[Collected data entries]

• • • • •

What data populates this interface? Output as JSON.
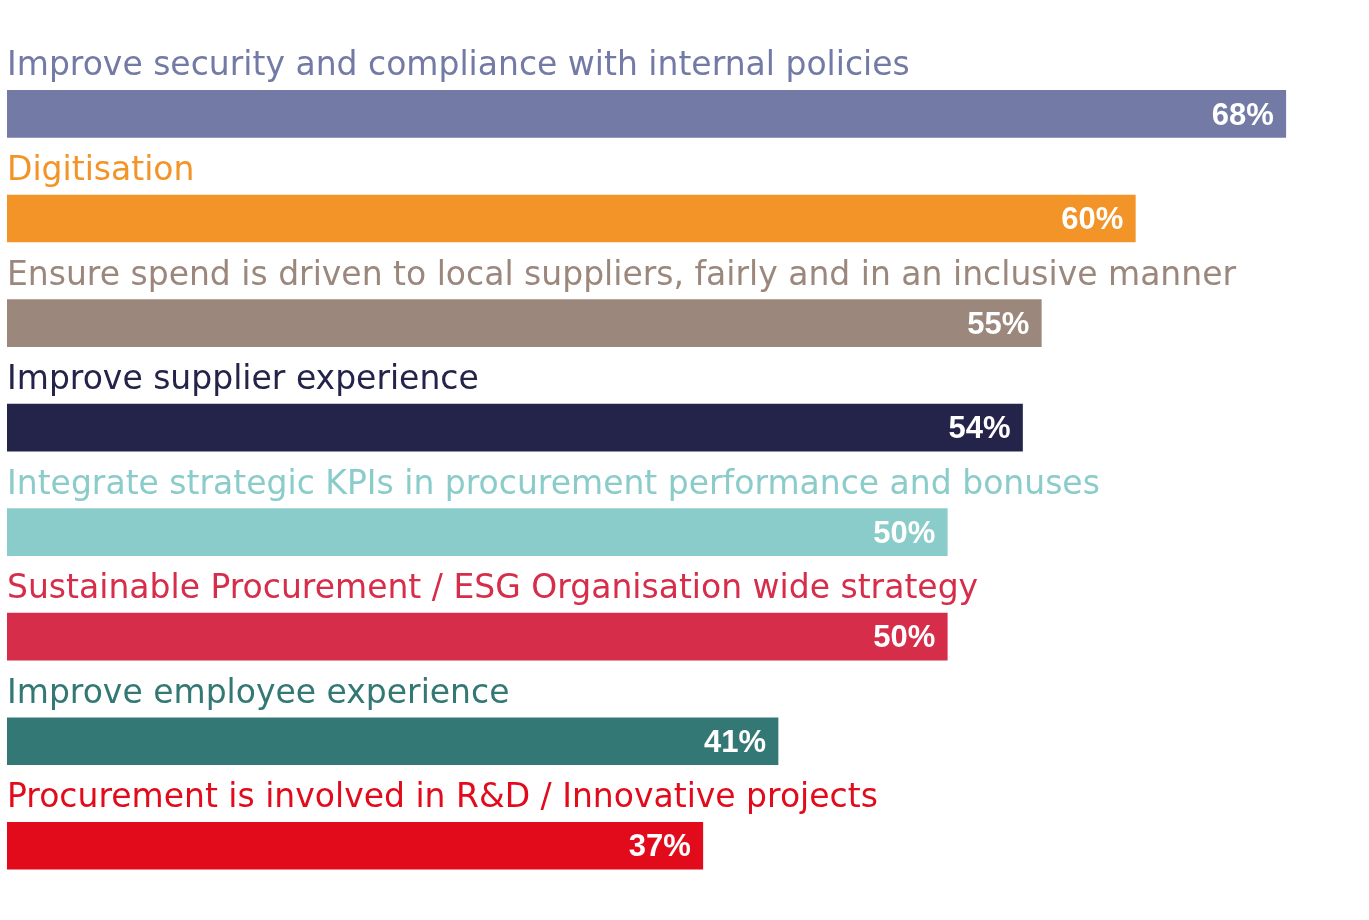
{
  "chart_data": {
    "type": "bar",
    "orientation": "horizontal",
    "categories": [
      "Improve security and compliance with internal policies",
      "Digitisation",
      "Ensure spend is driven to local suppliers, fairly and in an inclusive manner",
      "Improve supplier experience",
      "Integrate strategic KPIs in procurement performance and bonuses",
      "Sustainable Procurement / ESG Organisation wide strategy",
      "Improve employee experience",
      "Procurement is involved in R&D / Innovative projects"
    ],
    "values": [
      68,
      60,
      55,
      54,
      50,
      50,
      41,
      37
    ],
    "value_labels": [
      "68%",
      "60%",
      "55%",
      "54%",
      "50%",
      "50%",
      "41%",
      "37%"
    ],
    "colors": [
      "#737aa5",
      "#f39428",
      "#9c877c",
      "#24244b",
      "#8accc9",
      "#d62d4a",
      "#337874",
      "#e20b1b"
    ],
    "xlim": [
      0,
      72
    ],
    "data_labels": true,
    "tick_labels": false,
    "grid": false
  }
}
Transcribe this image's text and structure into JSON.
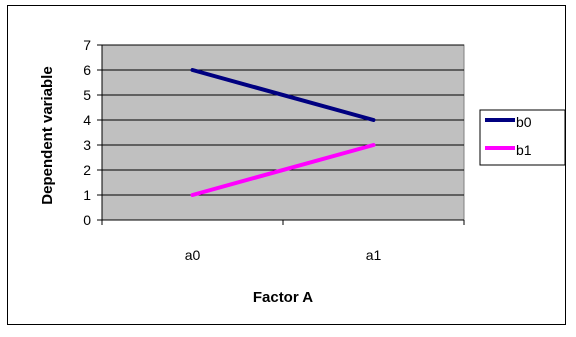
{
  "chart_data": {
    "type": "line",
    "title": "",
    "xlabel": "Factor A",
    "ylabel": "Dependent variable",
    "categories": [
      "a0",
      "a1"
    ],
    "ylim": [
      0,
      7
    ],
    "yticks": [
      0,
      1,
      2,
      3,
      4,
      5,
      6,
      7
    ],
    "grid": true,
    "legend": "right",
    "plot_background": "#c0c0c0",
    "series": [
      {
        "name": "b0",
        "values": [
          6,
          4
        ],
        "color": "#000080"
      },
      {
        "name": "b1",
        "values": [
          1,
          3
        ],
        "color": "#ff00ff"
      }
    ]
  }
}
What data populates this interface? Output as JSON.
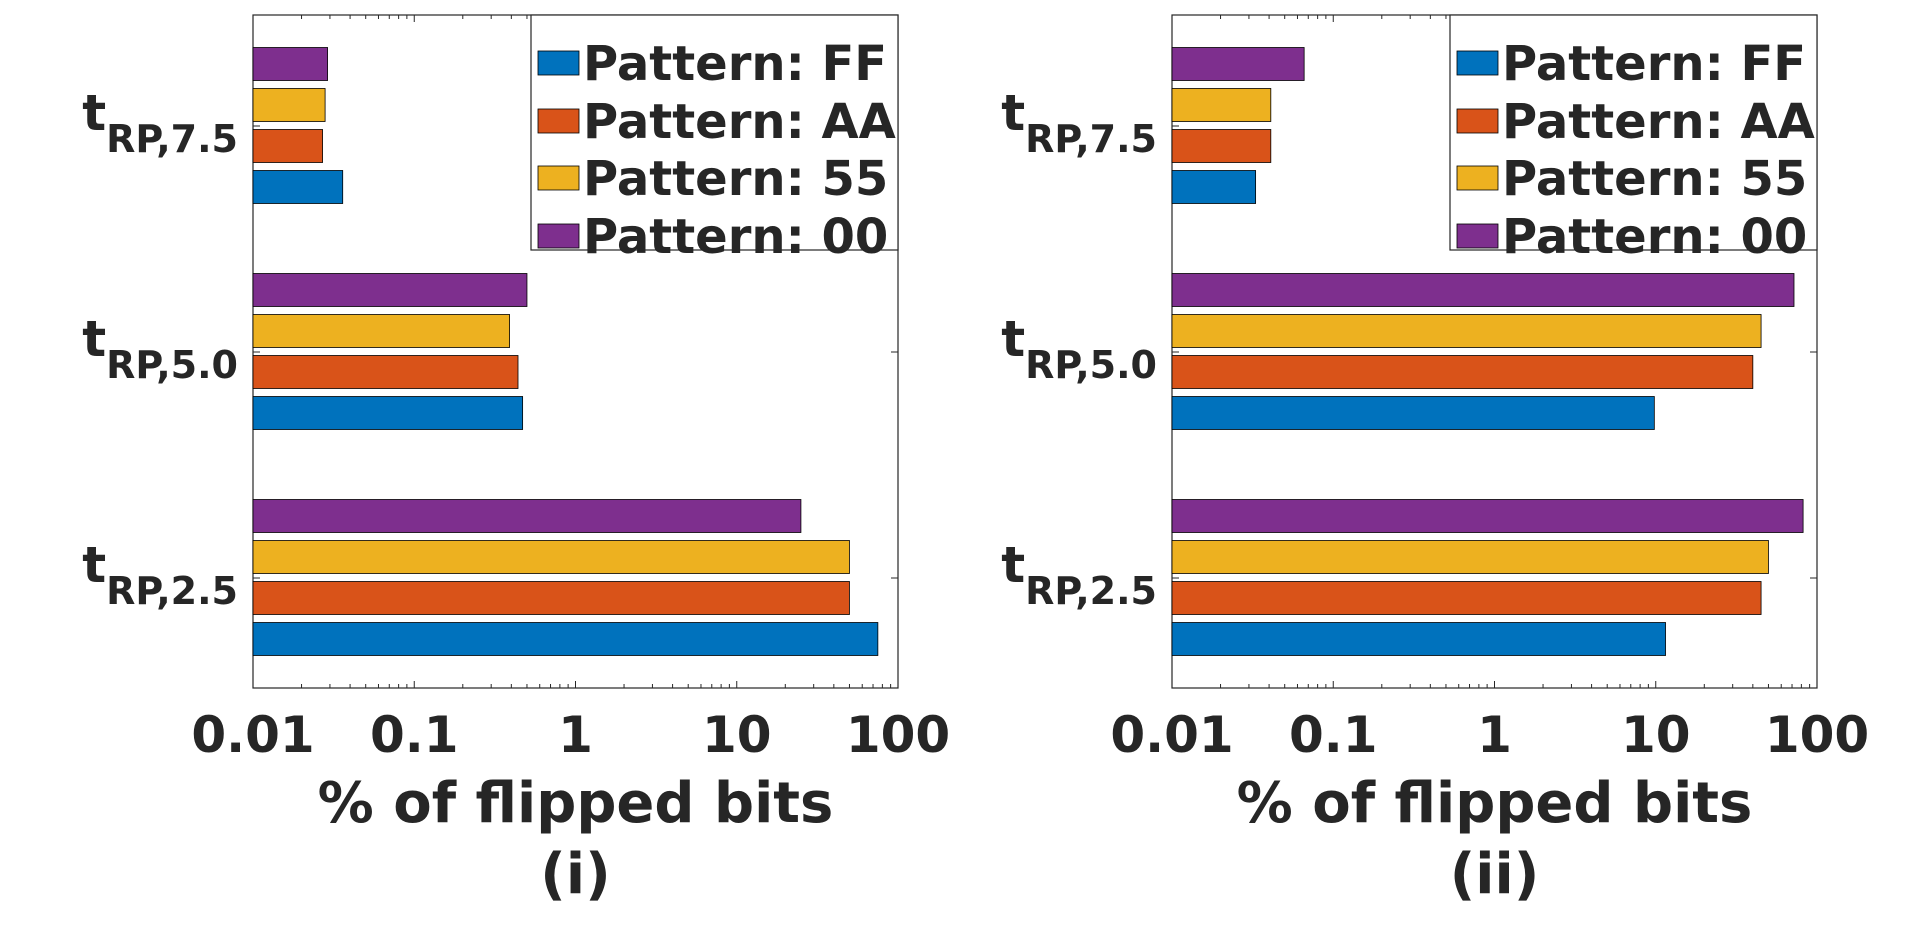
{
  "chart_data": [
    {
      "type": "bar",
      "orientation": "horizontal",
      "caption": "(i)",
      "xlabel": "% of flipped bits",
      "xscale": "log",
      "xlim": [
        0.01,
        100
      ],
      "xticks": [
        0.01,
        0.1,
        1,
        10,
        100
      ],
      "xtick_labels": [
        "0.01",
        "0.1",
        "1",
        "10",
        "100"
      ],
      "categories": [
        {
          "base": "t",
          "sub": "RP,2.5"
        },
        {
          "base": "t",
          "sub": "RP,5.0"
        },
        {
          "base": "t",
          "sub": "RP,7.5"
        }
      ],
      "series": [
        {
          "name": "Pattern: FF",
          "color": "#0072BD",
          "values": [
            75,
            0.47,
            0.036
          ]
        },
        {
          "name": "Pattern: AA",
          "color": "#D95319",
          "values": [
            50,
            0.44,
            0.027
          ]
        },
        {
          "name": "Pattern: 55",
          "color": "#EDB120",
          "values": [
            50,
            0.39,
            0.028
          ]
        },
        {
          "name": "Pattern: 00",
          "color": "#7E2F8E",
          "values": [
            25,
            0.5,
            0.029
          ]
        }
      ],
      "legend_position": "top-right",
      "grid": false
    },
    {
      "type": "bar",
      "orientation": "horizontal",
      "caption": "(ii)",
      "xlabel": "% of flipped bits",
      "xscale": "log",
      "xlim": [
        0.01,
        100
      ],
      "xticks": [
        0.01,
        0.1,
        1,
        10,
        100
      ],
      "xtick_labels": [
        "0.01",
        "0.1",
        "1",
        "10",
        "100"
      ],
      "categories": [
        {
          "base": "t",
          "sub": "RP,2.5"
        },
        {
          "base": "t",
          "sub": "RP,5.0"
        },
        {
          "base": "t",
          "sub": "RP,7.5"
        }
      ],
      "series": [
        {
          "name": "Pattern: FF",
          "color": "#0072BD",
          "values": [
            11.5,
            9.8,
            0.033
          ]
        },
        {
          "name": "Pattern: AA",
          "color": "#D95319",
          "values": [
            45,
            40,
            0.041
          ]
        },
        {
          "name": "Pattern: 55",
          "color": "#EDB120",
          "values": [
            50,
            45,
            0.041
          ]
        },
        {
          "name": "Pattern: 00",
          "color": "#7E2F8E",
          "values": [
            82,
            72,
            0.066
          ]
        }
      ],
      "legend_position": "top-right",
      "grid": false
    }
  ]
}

• • • • •

Without the images, write out each line of the data verbatim.

What data populates this interface? Output as JSON.
{
  "chart_data": {
    "type": "bar",
    "orientation": "horizontal",
    "categories": [
      "Improve security and compliance with internal policies",
      "Digitisation",
      "Ensure spend is driven to local suppliers, fairly and in an inclusive manner",
      "Improve supplier experience",
      "Integrate strategic KPIs in procurement performance and bonuses",
      "Sustainable Procurement / ESG Organisation wide strategy",
      "Improve employee experience",
      "Procurement is involved in R&D / Innovative projects"
    ],
    "values": [
      68,
      60,
      55,
      54,
      50,
      50,
      41,
      37
    ],
    "value_labels": [
      "68%",
      "60%",
      "55%",
      "54%",
      "50%",
      "50%",
      "41%",
      "37%"
    ],
    "colors": [
      "#737aa5",
      "#f39428",
      "#9c877c",
      "#24244b",
      "#8accc9",
      "#d62d4a",
      "#337874",
      "#e20b1b"
    ],
    "xlim": [
      0,
      72
    ],
    "data_labels": true,
    "tick_labels": false,
    "grid": false
  }
}
Transcribe this image's text and structure into JSON.
{
  "chart_data": {
    "type": "line",
    "title": "",
    "xlabel": "Factor A",
    "ylabel": "Dependent variable",
    "categories": [
      "a0",
      "a1"
    ],
    "ylim": [
      0,
      7
    ],
    "yticks": [
      0,
      1,
      2,
      3,
      4,
      5,
      6,
      7
    ],
    "grid": true,
    "legend": "right",
    "plot_background": "#c0c0c0",
    "series": [
      {
        "name": "b0",
        "values": [
          6,
          4
        ],
        "color": "#000080"
      },
      {
        "name": "b1",
        "values": [
          1,
          3
        ],
        "color": "#ff00ff"
      }
    ]
  }
}
What data populates this interface? Output as JSON.
{
  "chart_data": [
    {
      "type": "bar",
      "orientation": "horizontal",
      "caption": "(i)",
      "xlabel": "% of flipped bits",
      "xscale": "log",
      "xlim": [
        0.01,
        100
      ],
      "xticks": [
        0.01,
        0.1,
        1,
        10,
        100
      ],
      "xtick_labels": [
        "0.01",
        "0.1",
        "1",
        "10",
        "100"
      ],
      "categories": [
        {
          "base": "t",
          "sub": "RP,2.5"
        },
        {
          "base": "t",
          "sub": "RP,5.0"
        },
        {
          "base": "t",
          "sub": "RP,7.5"
        }
      ],
      "series": [
        {
          "name": "Pattern: FF",
          "color": "#0072BD",
          "values": [
            75,
            0.47,
            0.036
          ]
        },
        {
          "name": "Pattern: AA",
          "color": "#D95319",
          "values": [
            50,
            0.44,
            0.027
          ]
        },
        {
          "name": "Pattern: 55",
          "color": "#EDB120",
          "values": [
            50,
            0.39,
            0.028
          ]
        },
        {
          "name": "Pattern: 00",
          "color": "#7E2F8E",
          "values": [
            25,
            0.5,
            0.029
          ]
        }
      ],
      "legend_position": "top-right",
      "grid": false
    },
    {
      "type": "bar",
      "orientation": "horizontal",
      "caption": "(ii)",
      "xlabel": "% of flipped bits",
      "xscale": "log",
      "xlim": [
        0.01,
        100
      ],
      "xticks": [
        0.01,
        0.1,
        1,
        10,
        100
      ],
      "xtick_labels": [
        "0.01",
        "0.1",
        "1",
        "10",
        "100"
      ],
      "categories": [
        {
          "base": "t",
          "sub": "RP,2.5"
        },
        {
          "base": "t",
          "sub": "RP,5.0"
        },
        {
          "base": "t",
          "sub": "RP,7.5"
        }
      ],
      "series": [
        {
          "name": "Pattern: FF",
          "color": "#0072BD",
          "values": [
            11.5,
            9.8,
            0.033
          ]
        },
        {
          "name": "Pattern: AA",
          "color": "#D95319",
          "values": [
            45,
            40,
            0.041
          ]
        },
        {
          "name": "Pattern: 55",
          "color": "#EDB120",
          "values": [
            50,
            45,
            0.041
          ]
        },
        {
          "name": "Pattern: 00",
          "color": "#7E2F8E",
          "values": [
            82,
            72,
            0.066
          ]
        }
      ],
      "legend_position": "top-right",
      "grid": false
    }
  ]
}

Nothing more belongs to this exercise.